[TEXT SEGMENT]
----
Outrage over Turner’s sentencing sparked the creation of other similar petitions by the advocacy group UltraViolet as well as Stanford Law Professor Michele Dauber. However, whether any of these efforts have a chance at success remains unclear.

“Persky is technically up for reelection this year — but he is running unopposed, so his name will not appear on the ballot for California’s primary Tuesday, nor for the general election in November,” reads a recent BuzzFeed report in which several legal experts suggest that Persky’s dismissal, whether by recall vote or disciplinary action, is not likely. “Barring a write-in candidate, of which there are none right now, he will continue to occupy the seat he’s held since 2003.”

Persky has yet to comment publicly on the case since last week’s sentencing, but the bids for his dismissal might be the least of his worries. According to the New York Times, the judge and his family have also been inundated with threats of violence.
----
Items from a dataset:
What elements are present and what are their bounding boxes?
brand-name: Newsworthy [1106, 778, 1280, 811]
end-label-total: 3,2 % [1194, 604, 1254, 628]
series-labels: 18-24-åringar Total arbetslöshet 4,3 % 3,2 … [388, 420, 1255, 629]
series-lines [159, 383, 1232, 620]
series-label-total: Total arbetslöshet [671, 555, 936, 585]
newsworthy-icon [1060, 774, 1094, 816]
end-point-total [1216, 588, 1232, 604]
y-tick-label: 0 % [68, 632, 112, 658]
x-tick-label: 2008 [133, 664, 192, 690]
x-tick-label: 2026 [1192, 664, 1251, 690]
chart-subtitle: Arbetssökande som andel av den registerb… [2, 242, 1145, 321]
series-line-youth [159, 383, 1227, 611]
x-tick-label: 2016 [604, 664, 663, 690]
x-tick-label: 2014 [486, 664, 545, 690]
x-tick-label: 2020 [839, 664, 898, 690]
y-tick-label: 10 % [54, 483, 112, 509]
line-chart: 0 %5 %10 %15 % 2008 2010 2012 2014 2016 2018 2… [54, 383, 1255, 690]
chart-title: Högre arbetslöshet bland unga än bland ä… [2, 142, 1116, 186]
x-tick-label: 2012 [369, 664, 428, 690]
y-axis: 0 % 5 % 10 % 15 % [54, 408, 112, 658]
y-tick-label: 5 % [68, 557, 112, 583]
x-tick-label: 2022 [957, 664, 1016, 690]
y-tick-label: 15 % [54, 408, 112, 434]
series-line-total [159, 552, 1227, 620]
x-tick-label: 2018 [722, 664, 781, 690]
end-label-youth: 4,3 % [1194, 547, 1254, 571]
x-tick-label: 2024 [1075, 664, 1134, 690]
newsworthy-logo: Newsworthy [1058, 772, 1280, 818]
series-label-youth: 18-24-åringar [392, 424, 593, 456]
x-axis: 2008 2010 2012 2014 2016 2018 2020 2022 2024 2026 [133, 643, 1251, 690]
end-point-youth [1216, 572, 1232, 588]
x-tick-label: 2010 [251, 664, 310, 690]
----
[EXERCISE DETAILS] Please carry on the passage about Judge Persky, starting after its last sentence. These rows stand apart from the passage about Judge Persky.

[RESULT BELOW]
“People have been calling the court and leaving messages, and if someone answers, they say, ‘Tell your judge he can go to hell, and I hope his kids get raped and he rots in hell,’ ”

Gary Goodman, an attorney with the Santa Clara County public defender’s office, told the Times. “He’s getting threats over this, him and his family, from all over the country. Is that right?”

Indignation over the case’s outcome has also resulted in ramifications for Turner’s family and friends.

Over the weekend, New York Magazine’s The Cut published a letter that Turner’s childhood friend Leslie Rasmussen had written to Judge Persky in defense of the convicted rapist. Rasmussen, it turns out, also plays drums in a band called Good English, which had been scheduled to perform at a number of Brooklyn venues during the upcoming Northside music festival. By Tuesday afternoon, however, all of the band’s Brooklyn gigs had been canceled in response to an onslaught of complaints.

“We do not support victim blaming or rape apologists of any kind,” read a statement issued by Bar Matchless, announcing that Good English would no longer be performing at the venue.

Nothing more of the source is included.